(Data extracted from a collection)
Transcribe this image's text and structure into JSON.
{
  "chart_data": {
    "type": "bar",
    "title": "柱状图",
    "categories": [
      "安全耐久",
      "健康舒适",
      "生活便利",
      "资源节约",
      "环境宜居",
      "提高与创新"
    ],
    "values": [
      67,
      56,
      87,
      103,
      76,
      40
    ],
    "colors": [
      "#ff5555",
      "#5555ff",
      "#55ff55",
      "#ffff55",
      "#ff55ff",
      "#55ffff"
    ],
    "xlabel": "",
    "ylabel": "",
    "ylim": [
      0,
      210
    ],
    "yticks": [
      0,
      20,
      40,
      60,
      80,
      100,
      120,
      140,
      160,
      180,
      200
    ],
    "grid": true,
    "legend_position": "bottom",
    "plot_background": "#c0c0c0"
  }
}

- What the task requires -
Your task is to retype all the records above with nothing left out.

- Answer for the task -
Transcribe this image's text and structure into JSON.
{
  "chart_data": {
    "type": "bar",
    "title": "柱状图",
    "categories": [
      "安全耐久",
      "健康舒适",
      "生活便利",
      "资源节约",
      "环境宜居",
      "提高与创新"
    ],
    "values": [
      67,
      56,
      87,
      103,
      76,
      40
    ],
    "colors": [
      "#ff5555",
      "#5555ff",
      "#55ff55",
      "#ffff55",
      "#ff55ff",
      "#55ffff"
    ],
    "xlabel": "",
    "ylabel": "",
    "ylim": [
      0,
      210
    ],
    "yticks": [
      0,
      20,
      40,
      60,
      80,
      100,
      120,
      140,
      160,
      180,
      200
    ],
    "grid": true,
    "legend_position": "bottom",
    "plot_background": "#c0c0c0"
  }
}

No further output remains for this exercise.